** Task brief **
Identify the lines containing the word "this". Copy each one.

(Figure content listings)
---*---
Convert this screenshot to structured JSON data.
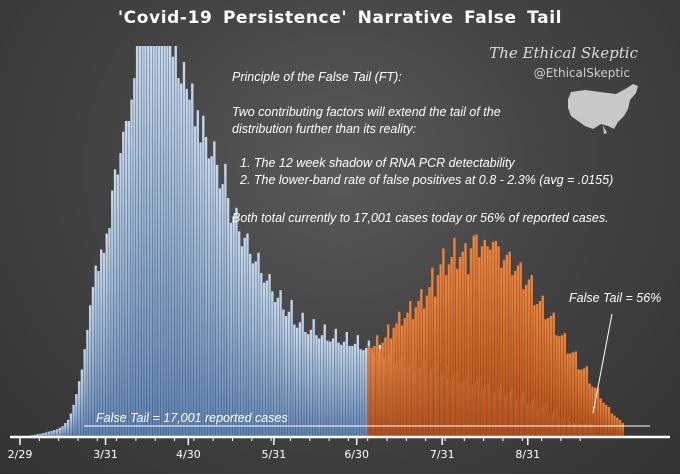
{
  "chart_data": {
    "type": "bar",
    "title": "'Covid-19 Persistence' Narrative False Tail",
    "x_tick_labels": [
      "2/29",
      "3/31",
      "4/30",
      "5/31",
      "6/30",
      "7/31",
      "8/31"
    ],
    "ylim": [
      0,
      36500
    ],
    "grid": false,
    "legend": "none",
    "series": [
      {
        "color": "#a9c4e6",
        "values": [
          30,
          50,
          80,
          110,
          160,
          200,
          260,
          300,
          360,
          420,
          500,
          560,
          640,
          720,
          860,
          1000,
          1300,
          1600,
          2200,
          3000,
          4000,
          5200,
          6300,
          8200,
          10000,
          12300,
          14000,
          16000,
          15500,
          17500,
          17200,
          19000,
          19500,
          23000,
          25000,
          24500,
          26500,
          28500,
          29500,
          29500,
          31500,
          33500,
          36500,
          36500,
          36500,
          36500,
          36500,
          36500,
          36500,
          36500,
          36500,
          36500,
          36500,
          36500,
          36500,
          35500,
          36500,
          33500,
          33000,
          35000,
          32500,
          31500,
          33000,
          29000,
          30500,
          27500,
          30000,
          28000,
          26000,
          26200,
          27600,
          25400,
          23200,
          23600,
          25500,
          22300,
          20000,
          20600,
          21400,
          19200,
          17800,
          18600,
          19000,
          17100,
          16200,
          16400,
          17200,
          15300,
          14400,
          14600,
          15200,
          13600,
          12600,
          13000,
          13700,
          11900,
          11300,
          11700,
          12800,
          10500,
          10200,
          10700,
          11600,
          9800,
          9600,
          10000,
          11000,
          9500,
          9200,
          9500,
          10500,
          9000,
          8900,
          9200,
          10100,
          8800,
          8600,
          8900,
          9800,
          8500,
          8500,
          8700,
          9500,
          8200,
          8100,
          8300,
          9000,
          7700,
          7700,
          7900,
          8600,
          7300,
          7300,
          7600,
          8300,
          6900,
          6900,
          7200,
          7700,
          6500,
          6600,
          6900,
          7400,
          6200,
          6400,
          6700,
          7200,
          6000,
          6100,
          6400,
          6900,
          5700,
          5800,
          6100,
          6600,
          5400,
          5500,
          5800,
          6300,
          5100,
          5200,
          5500,
          6000,
          4800,
          4900,
          5200,
          5700,
          4400,
          4600,
          4900,
          5400,
          4100,
          4300,
          4500,
          5000,
          3800,
          4000,
          4200,
          4600,
          3400,
          3600,
          3800,
          4200,
          3000,
          3100,
          3300,
          3600,
          2600,
          2700,
          2900,
          3200,
          2100,
          2200,
          2400,
          2600,
          1800,
          1700,
          1800,
          1900,
          1400,
          1300,
          1300,
          1400,
          1200,
          1200,
          1300,
          1500,
          1200
        ]
      },
      {
        "color": "#d9621a",
        "values": [
          0,
          0,
          0,
          0,
          0,
          0,
          0,
          0,
          0,
          0,
          0,
          0,
          0,
          0,
          0,
          0,
          0,
          0,
          0,
          0,
          0,
          0,
          0,
          0,
          0,
          0,
          0,
          0,
          0,
          0,
          0,
          0,
          0,
          0,
          0,
          0,
          0,
          0,
          0,
          0,
          0,
          0,
          0,
          0,
          0,
          0,
          0,
          0,
          0,
          0,
          0,
          0,
          0,
          0,
          0,
          0,
          0,
          0,
          0,
          0,
          0,
          0,
          0,
          0,
          0,
          0,
          0,
          0,
          0,
          0,
          0,
          0,
          0,
          0,
          0,
          0,
          0,
          0,
          0,
          0,
          0,
          0,
          0,
          0,
          0,
          0,
          0,
          0,
          0,
          0,
          0,
          0,
          0,
          0,
          0,
          0,
          0,
          0,
          0,
          0,
          0,
          0,
          0,
          0,
          0,
          0,
          0,
          0,
          0,
          0,
          0,
          0,
          0,
          0,
          0,
          0,
          0,
          0,
          0,
          0,
          0,
          0,
          0,
          0,
          0,
          0,
          8500,
          8300,
          8500,
          9500,
          8200,
          8800,
          9300,
          10500,
          9200,
          10200,
          10600,
          11700,
          10400,
          11100,
          11600,
          12700,
          11000,
          12100,
          12700,
          13800,
          12000,
          13200,
          14000,
          15800,
          13100,
          15100,
          16100,
          17600,
          15100,
          16100,
          16800,
          18600,
          15700,
          16800,
          17300,
          18100,
          15200,
          17600,
          18800,
          18900,
          16800,
          17800,
          18400,
          17800,
          17500,
          18200,
          18300,
          17800,
          15800,
          16500,
          17000,
          17300,
          15100,
          15500,
          16000,
          16300,
          13800,
          14200,
          14700,
          15100,
          12300,
          12400,
          12700,
          13200,
          11000,
          11100,
          11300,
          11600,
          9500,
          9400,
          9500,
          9700,
          7800,
          7800,
          7900,
          8000,
          6300,
          6300,
          6400,
          6600,
          5000,
          4700,
          4600,
          4600,
          3600,
          3200,
          3000,
          2800,
          2200,
          2000,
          1800,
          1600,
          1300
        ]
      }
    ],
    "annotations": {
      "principle_title": "Principle of the False Tail (FT):",
      "intro": "Two contributing factors will extend the tail of the distribution further than its reality:",
      "factors": [
        "1.  The 12  week shadow of RNA PCR detectability",
        "2.  The lower-band rate of false positives at 0.8 - 2.3% (avg = .0155)"
      ],
      "summary": "Both total currently to 17,001 cases today or 56% of reported cases.",
      "false_tail_pct": "False Tail = 56%",
      "false_tail_cases": "False Tail = 17,001 reported cases"
    }
  },
  "brand": {
    "name": "The Ethical Skeptic",
    "handle": "@EthicalSkeptic"
  }
}
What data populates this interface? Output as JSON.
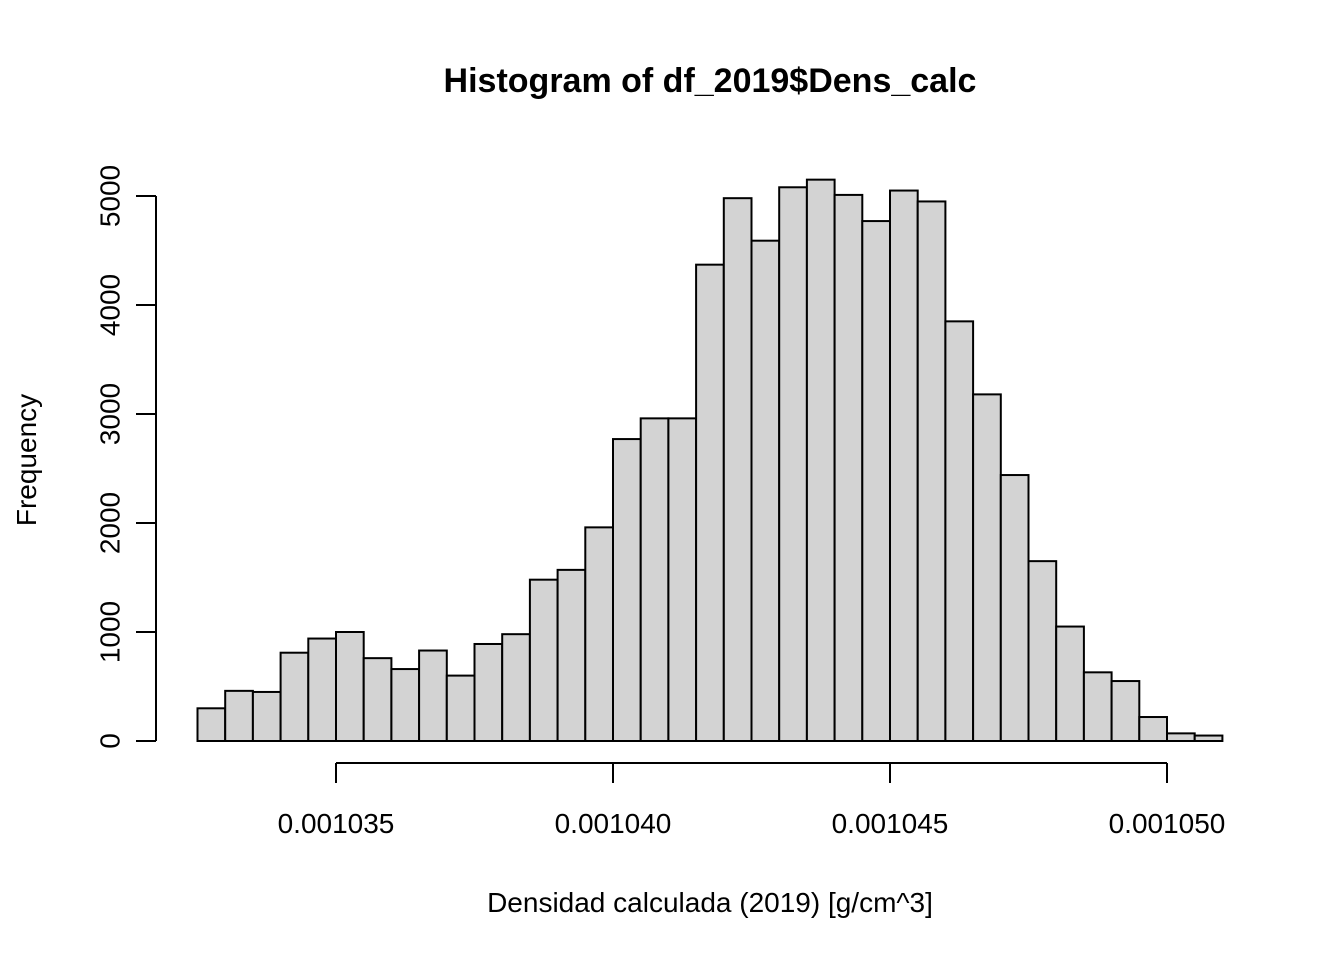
{
  "chart_data": {
    "type": "bar",
    "title": "Histogram of df_2019$Dens_calc",
    "xlabel": "Densidad calculada (2019) [g/cm^3]",
    "ylabel": "Frequency",
    "bin_start": 0.0010325,
    "bin_width": 5e-07,
    "xlim": [
      0.00103,
      0.001052
    ],
    "ylim": [
      0,
      5200
    ],
    "x_ticks": [
      0.001035,
      0.00104,
      0.001045,
      0.00105
    ],
    "x_tick_labels": [
      "0.001035",
      "0.001040",
      "0.001045",
      "0.001050"
    ],
    "y_ticks": [
      0,
      1000,
      2000,
      3000,
      4000,
      5000
    ],
    "y_tick_labels": [
      "0",
      "1000",
      "2000",
      "3000",
      "4000",
      "5000"
    ],
    "values": [
      300,
      460,
      450,
      810,
      940,
      1000,
      760,
      660,
      830,
      600,
      890,
      980,
      1480,
      1570,
      1960,
      2770,
      2960,
      2960,
      4370,
      4980,
      4590,
      5080,
      5150,
      5010,
      4770,
      5050,
      4950,
      3850,
      3180,
      2440,
      1650,
      1050,
      630,
      550,
      220,
      70,
      50
    ]
  }
}
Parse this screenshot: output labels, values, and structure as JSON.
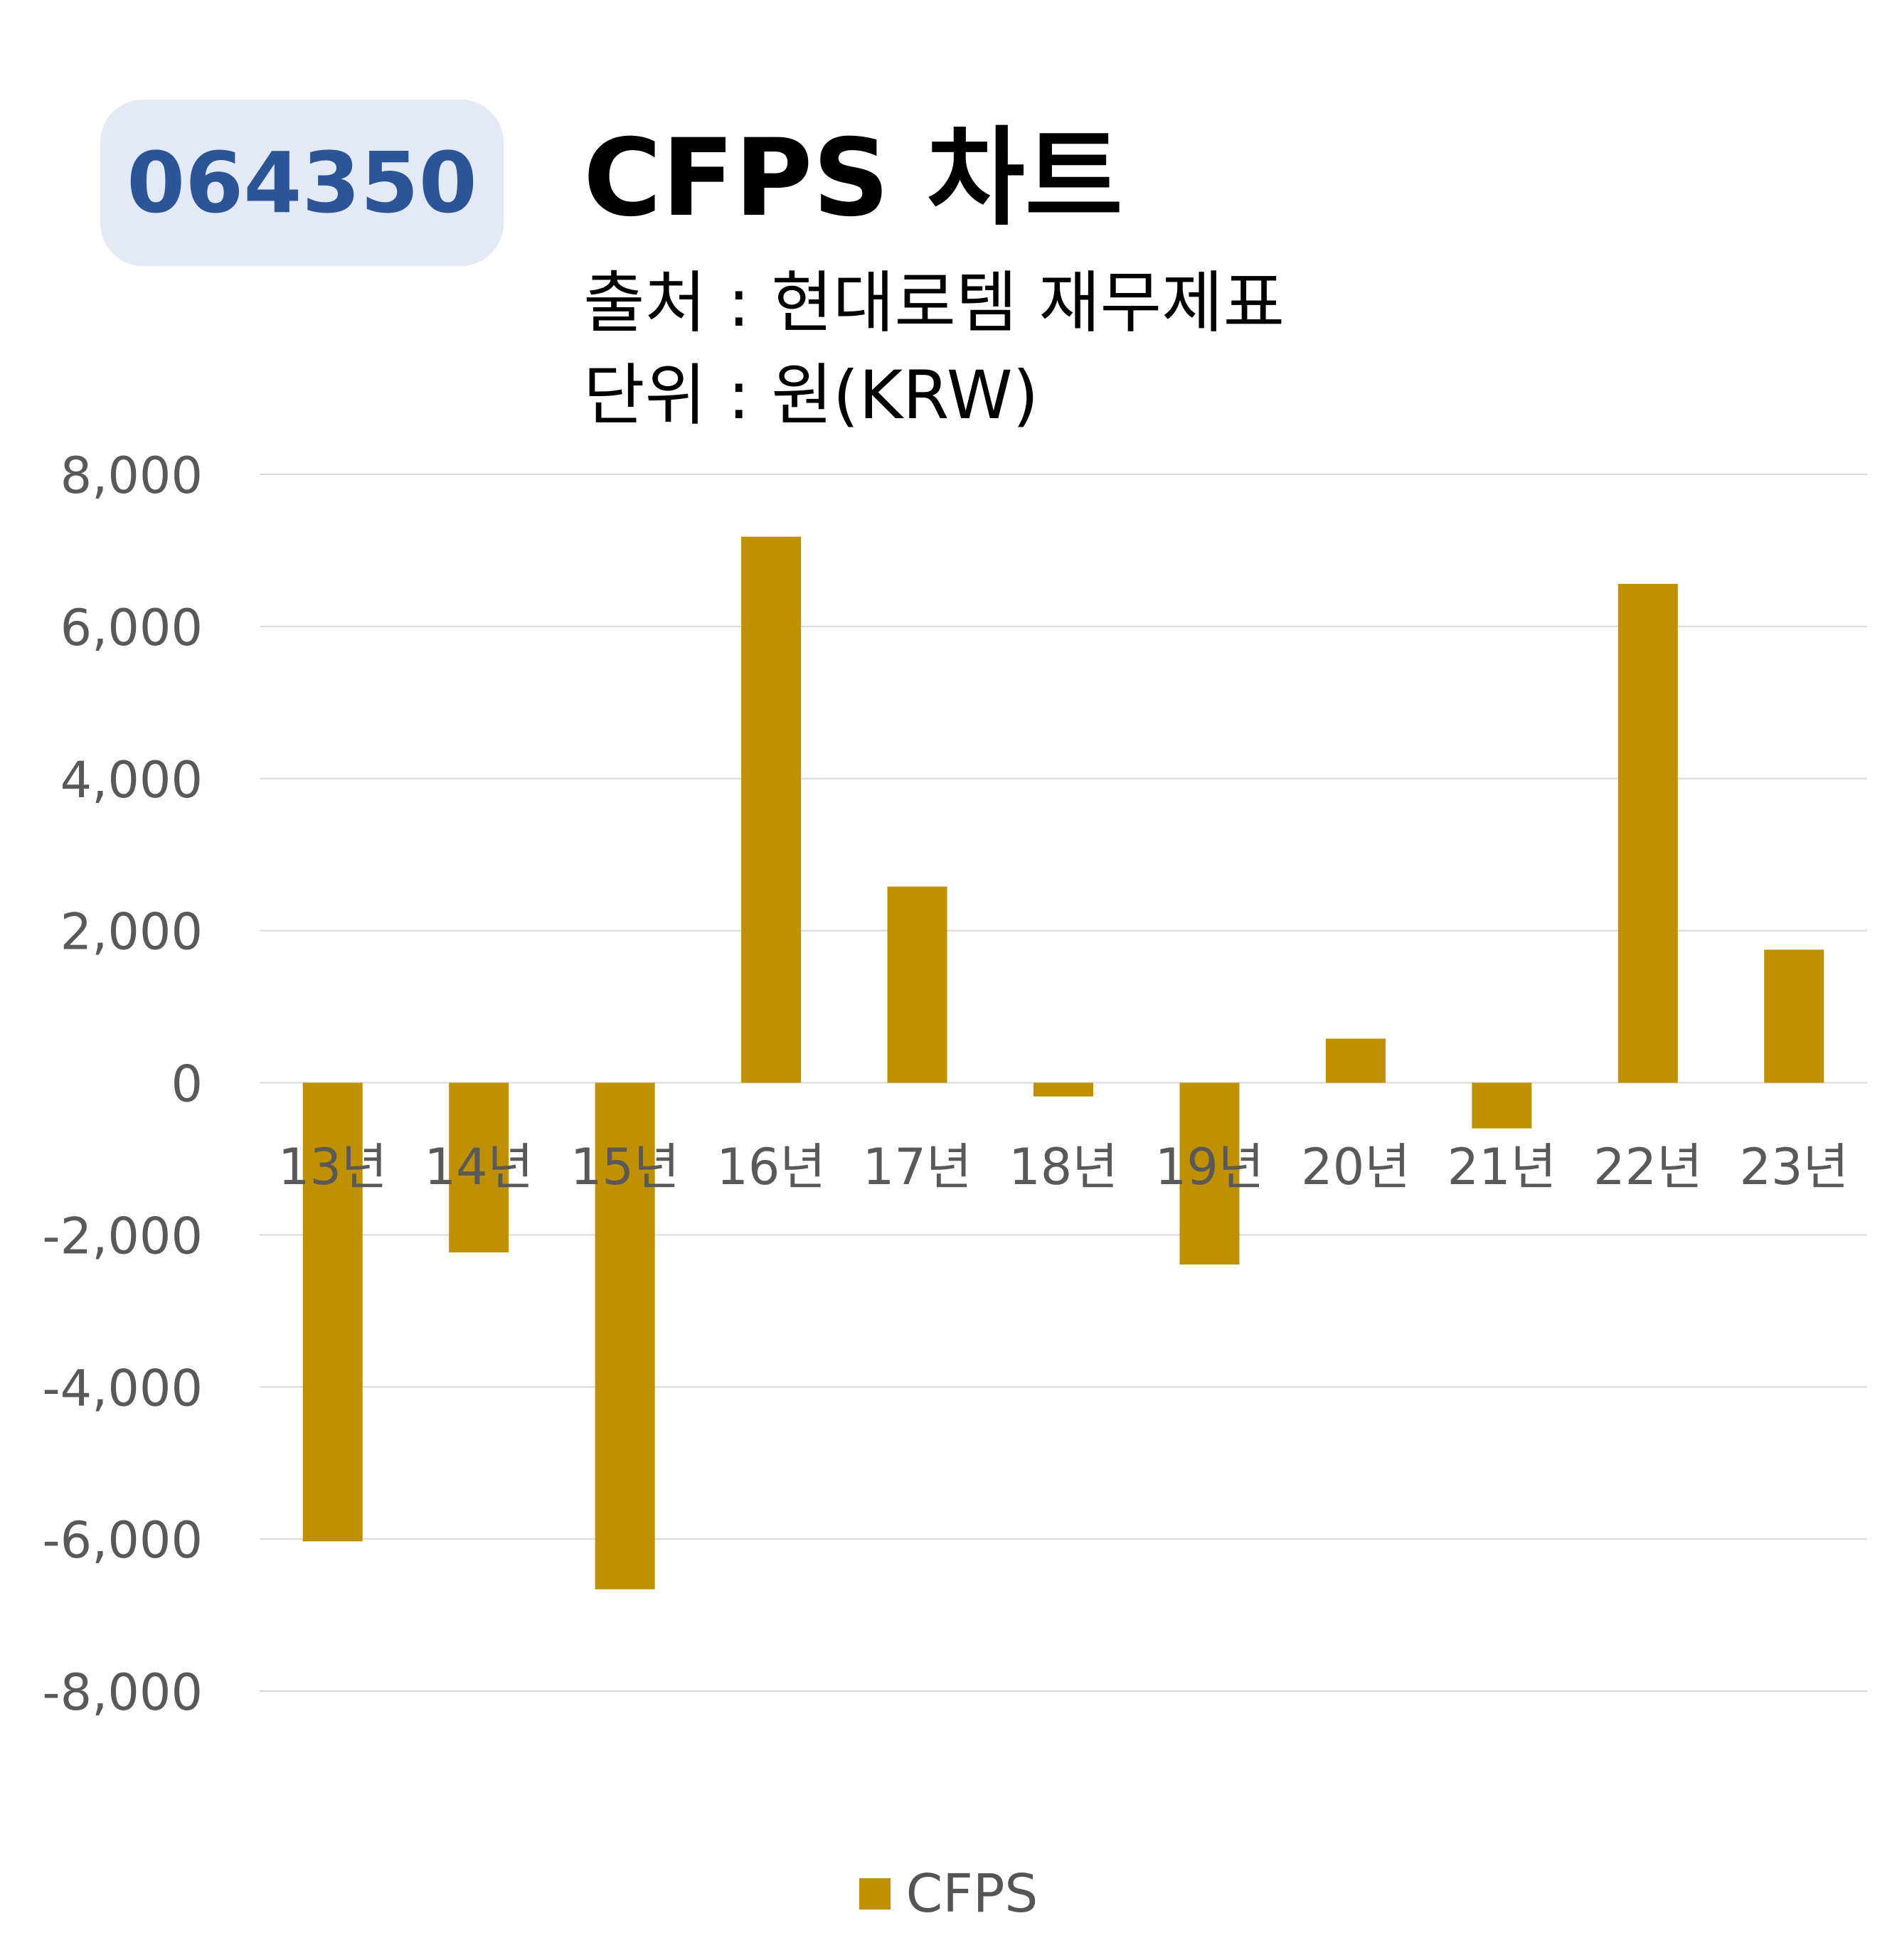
{
  "badge": {
    "code": "064350"
  },
  "header": {
    "title": "CFPS 차트",
    "source": "출처 : 현대로템 재무제표",
    "unit": "단위 : 원(KRW)"
  },
  "colors": {
    "bar": "#bf9000",
    "grid": "#d9d9d9",
    "axis_text": "#595959",
    "badge_bg": "#e4eaf5",
    "badge_text": "#2c5597"
  },
  "chart_data": {
    "type": "bar",
    "categories": [
      "13년",
      "14년",
      "15년",
      "16년",
      "17년",
      "18년",
      "19년",
      "20년",
      "21년",
      "22년",
      "23년"
    ],
    "series": [
      {
        "name": "CFPS",
        "values": [
          -6030,
          -2230,
          -6660,
          7180,
          2580,
          -180,
          -2390,
          580,
          -600,
          6560,
          1750
        ]
      }
    ],
    "ylim": [
      -8000,
      8000
    ],
    "yticks": [
      8000,
      6000,
      4000,
      2000,
      0,
      -2000,
      -4000,
      -6000,
      -8000
    ],
    "ytick_labels": [
      "8,000",
      "6,000",
      "4,000",
      "2,000",
      "0",
      "-2,000",
      "-4,000",
      "-6,000",
      "-8,000"
    ],
    "grid": true,
    "legend": "bottom"
  }
}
---*---
** Result of the exercise **
Convert this screenshot to structured JSON data.
What data populates this interface? Output as JSON.
Parse this screenshot: output labels, values, and structure as JSON.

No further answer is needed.